Start of RECORDS TO PROCESS

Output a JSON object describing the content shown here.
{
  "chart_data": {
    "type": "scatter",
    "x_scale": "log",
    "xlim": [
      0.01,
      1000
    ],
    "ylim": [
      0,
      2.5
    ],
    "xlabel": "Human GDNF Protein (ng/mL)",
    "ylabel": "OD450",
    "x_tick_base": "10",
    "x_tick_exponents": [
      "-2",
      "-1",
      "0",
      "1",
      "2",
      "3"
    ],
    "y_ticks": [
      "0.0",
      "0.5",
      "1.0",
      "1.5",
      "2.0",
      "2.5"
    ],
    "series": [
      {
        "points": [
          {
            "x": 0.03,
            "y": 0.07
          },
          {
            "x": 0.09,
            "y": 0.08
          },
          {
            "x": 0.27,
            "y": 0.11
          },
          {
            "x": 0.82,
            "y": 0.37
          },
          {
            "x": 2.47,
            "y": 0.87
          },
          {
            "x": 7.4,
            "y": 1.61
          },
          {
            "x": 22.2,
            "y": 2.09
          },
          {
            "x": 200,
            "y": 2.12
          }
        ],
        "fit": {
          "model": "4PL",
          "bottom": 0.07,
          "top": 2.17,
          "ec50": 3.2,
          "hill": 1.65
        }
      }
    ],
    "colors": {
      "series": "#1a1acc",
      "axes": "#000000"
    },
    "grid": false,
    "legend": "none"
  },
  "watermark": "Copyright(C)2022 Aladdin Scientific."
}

End of RECORDS TO PROCESS

Give all of the entries again, word for word.

=== WRITTEN RESPONSE ===
Output a JSON object describing the content shown here.
{
  "chart_data": {
    "type": "scatter",
    "x_scale": "log",
    "xlim": [
      0.01,
      1000
    ],
    "ylim": [
      0,
      2.5
    ],
    "xlabel": "Human GDNF Protein (ng/mL)",
    "ylabel": "OD450",
    "x_tick_base": "10",
    "x_tick_exponents": [
      "-2",
      "-1",
      "0",
      "1",
      "2",
      "3"
    ],
    "y_ticks": [
      "0.0",
      "0.5",
      "1.0",
      "1.5",
      "2.0",
      "2.5"
    ],
    "series": [
      {
        "points": [
          {
            "x": 0.03,
            "y": 0.07
          },
          {
            "x": 0.09,
            "y": 0.08
          },
          {
            "x": 0.27,
            "y": 0.11
          },
          {
            "x": 0.82,
            "y": 0.37
          },
          {
            "x": 2.47,
            "y": 0.87
          },
          {
            "x": 7.4,
            "y": 1.61
          },
          {
            "x": 22.2,
            "y": 2.09
          },
          {
            "x": 200,
            "y": 2.12
          }
        ],
        "fit": {
          "model": "4PL",
          "bottom": 0.07,
          "top": 2.17,
          "ec50": 3.2,
          "hill": 1.65
        }
      }
    ],
    "colors": {
      "series": "#1a1acc",
      "axes": "#000000"
    },
    "grid": false,
    "legend": "none"
  },
  "watermark": "Copyright(C)2022 Aladdin Scientific."
}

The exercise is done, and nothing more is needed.